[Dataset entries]

-=-=-=-=-

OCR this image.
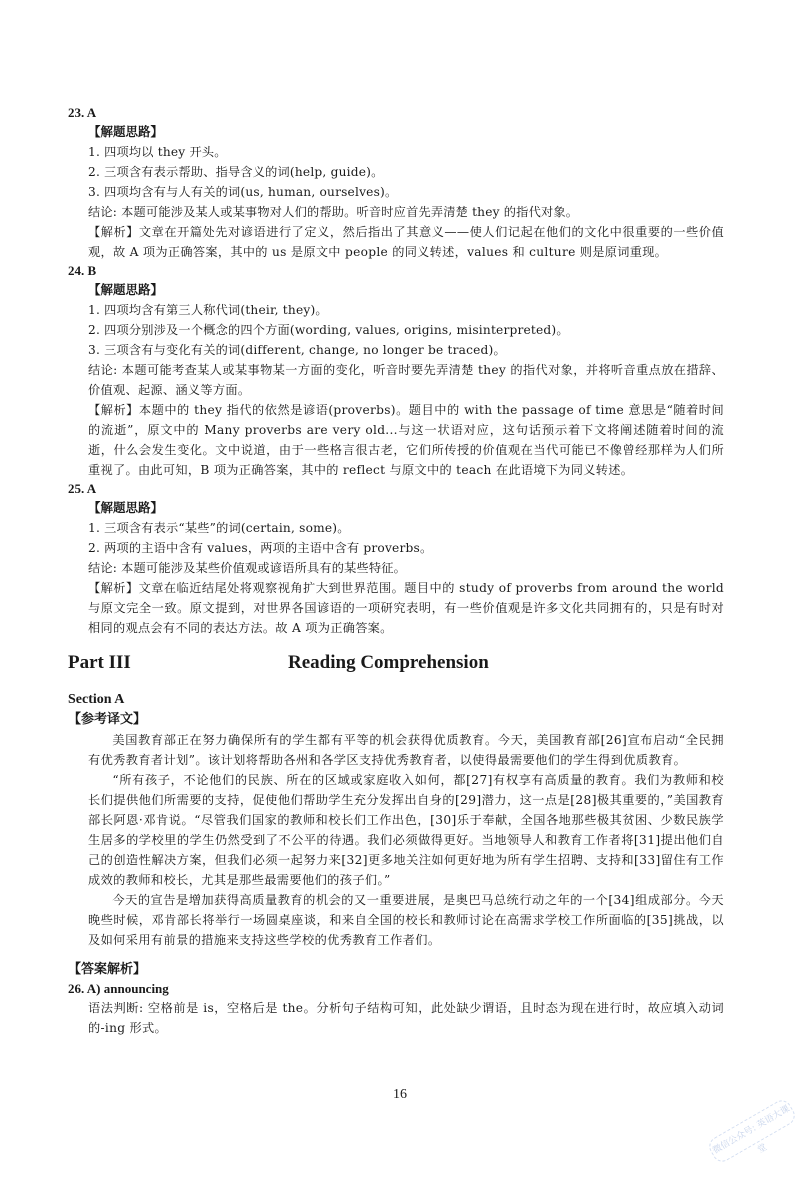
23. A
【解题思路】
1. 四项均以 they 开头。
2. 三项含有表示帮助、指导含义的词(help, guide)。
3. 四项均含有与人有关的词(us, human, ourselves)。
结论: 本题可能涉及某人或某事物对人们的帮助。听音时应首先弄清楚 they 的指代对象。
【解析】文章在开篇处先对谚语进行了定义，然后指出了其意义——使人们记起在他们的文化中很重要的一些价值观，故 A 项为正确答案，其中的 us 是原文中 people 的同义转述，values 和 culture 则是原词重现。
24. B
【解题思路】
1. 四项均含有第三人称代词(their, they)。
2. 四项分别涉及一个概念的四个方面(wording, values, origins, misinterpreted)。
3. 三项含有与变化有关的词(different, change, no longer be traced)。
结论: 本题可能考查某人或某事物某一方面的变化，听音时要先弄清楚 they 的指代对象，并将听音重点放在措辞、价值观、起源、涵义等方面。
【解析】本题中的 they 指代的依然是谚语(proverbs)。题目中的 with the passage of time 意思是“随着时间的流逝”，原文中的 Many proverbs are very old...与这一状语对应，这句话预示着下文将阐述随着时间的流逝，什么会发生变化。文中说道，由于一些格言很古老，它们所传授的价值观在当代可能已不像曾经那样为人们所重视了。由此可知，B 项为正确答案，其中的 reflect 与原文中的 teach 在此语境下为同义转述。
25. A
【解题思路】
1. 三项含有表示“某些”的词(certain, some)。
2. 两项的主语中含有 values，两项的主语中含有 proverbs。
结论: 本题可能涉及某些价值观或谚语所具有的某些特征。
【解析】文章在临近结尾处将观察视角扩大到世界范围。题目中的 study of proverbs from around the world 与原文完全一致。原文提到，对世界各国谚语的一项研究表明，有一些价值观是许多文化共同拥有的，只是有时对相同的观点会有不同的表达方法。故 A 项为正确答案。
Part III	Reading Comprehension
Section A
【参考译文】
美国教育部正在努力确保所有的学生都有平等的机会获得优质教育。今天，美国教育部[26]宣布启动“全民拥有优秀教育者计划”。该计划将帮助各州和各学区支持优秀教育者，以使得最需要他们的学生得到优质教育。
“所有孩子，不论他们的民族、所在的区域或家庭收入如何，都[27]有权享有高质量的教育。我们为教师和校长们提供他们所需要的支持，促使他们帮助学生充分发挥出自身的[29]潜力，这一点是[28]极其重要的，”美国教育部长阿恩·邓肯说。“尽管我们国家的教师和校长们工作出色，[30]乐于奉献，全国各地那些极其贫困、少数民族学生居多的学校里的学生仍然受到了不公平的待遇。我们必须做得更好。当地领导人和教育工作者将[31]提出他们自己的创造性解决方案，但我们必须一起努力来[32]更多地关注如何更好地为所有学生招聘、支持和[33]留住有工作成效的教师和校长，尤其是那些最需要他们的孩子们。”
今天的宣告是增加获得高质量教育的机会的又一重要进展，是奥巴马总统行动之年的一个[34]组成部分。今天晚些时候，邓肯部长将举行一场圆桌座谈，和来自全国的校长和教师讨论在高需求学校工作所面临的[35]挑战，以及如何采用有前景的措施来支持这些学校的优秀教育工作者们。
【答案解析】
26. A) announcing
语法判断: 空格前是 is，空格后是 the。分析句子结构可知，此处缺少谓语，且时态为现在进行时，故应填入动词的-ing 形式。
16
微信公众号: 英语大课堂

-=-=-=-=-

Working from the material above, transcribe it exactly while omitting pictures.

◆ **FULL ANSWER**
OCR this image.
23. A
【解题思路】
1. 四项均以 they 开头。
2. 三项含有表示帮助、指导含义的词(help, guide)。
3. 四项均含有与人有关的词(us, human, ourselves)。
结论: 本题可能涉及某人或某事物对人们的帮助。听音时应首先弄清楚 they 的指代对象。
【解析】文章在开篇处先对谚语进行了定义，然后指出了其意义——使人们记起在他们的文化中很重要的一些价值观，故 A 项为正确答案，其中的 us 是原文中 people 的同义转述，values 和 culture 则是原词重现。
24. B
【解题思路】
1. 四项均含有第三人称代词(their, they)。
2. 四项分别涉及一个概念的四个方面(wording, values, origins, misinterpreted)。
3. 三项含有与变化有关的词(different, change, no longer be traced)。
结论: 本题可能考查某人或某事物某一方面的变化，听音时要先弄清楚 they 的指代对象，并将听音重点放在措辞、价值观、起源、涵义等方面。
【解析】本题中的 they 指代的依然是谚语(proverbs)。题目中的 with the passage of time 意思是“随着时间的流逝”，原文中的 Many proverbs are very old...与这一状语对应，这句话预示着下文将阐述随着时间的流逝，什么会发生变化。文中说道，由于一些格言很古老，它们所传授的价值观在当代可能已不像曾经那样为人们所重视了。由此可知，B 项为正确答案，其中的 reflect 与原文中的 teach 在此语境下为同义转述。
25. A
【解题思路】
1. 三项含有表示“某些”的词(certain, some)。
2. 两项的主语中含有 values，两项的主语中含有 proverbs。
结论: 本题可能涉及某些价值观或谚语所具有的某些特征。
【解析】文章在临近结尾处将观察视角扩大到世界范围。题目中的 study of proverbs from around the world 与原文完全一致。原文提到，对世界各国谚语的一项研究表明，有一些价值观是许多文化共同拥有的，只是有时对相同的观点会有不同的表达方法。故 A 项为正确答案。
Part III	Reading Comprehension
Section A
【参考译文】
美国教育部正在努力确保所有的学生都有平等的机会获得优质教育。今天，美国教育部[26]宣布启动“全民拥有优秀教育者计划”。该计划将帮助各州和各学区支持优秀教育者，以使得最需要他们的学生得到优质教育。
“所有孩子，不论他们的民族、所在的区域或家庭收入如何，都[27]有权享有高质量的教育。我们为教师和校长们提供他们所需要的支持，促使他们帮助学生充分发挥出自身的[29]潜力，这一点是[28]极其重要的，”美国教育部长阿恩·邓肯说。“尽管我们国家的教师和校长们工作出色，[30]乐于奉献，全国各地那些极其贫困、少数民族学生居多的学校里的学生仍然受到了不公平的待遇。我们必须做得更好。当地领导人和教育工作者将[31]提出他们自己的创造性解决方案，但我们必须一起努力来[32]更多地关注如何更好地为所有学生招聘、支持和[33]留住有工作成效的教师和校长，尤其是那些最需要他们的孩子们。”
今天的宣告是增加获得高质量教育的机会的又一重要进展，是奥巴马总统行动之年的一个[34]组成部分。今天晚些时候，邓肯部长将举行一场圆桌座谈，和来自全国的校长和教师讨论在高需求学校工作所面临的[35]挑战，以及如何采用有前景的措施来支持这些学校的优秀教育工作者们。
【答案解析】
26. A) announcing
语法判断: 空格前是 is，空格后是 the。分析句子结构可知，此处缺少谓语，且时态为现在进行时，故应填入动词的-ing 形式。
16
微信公众号: 英语大课堂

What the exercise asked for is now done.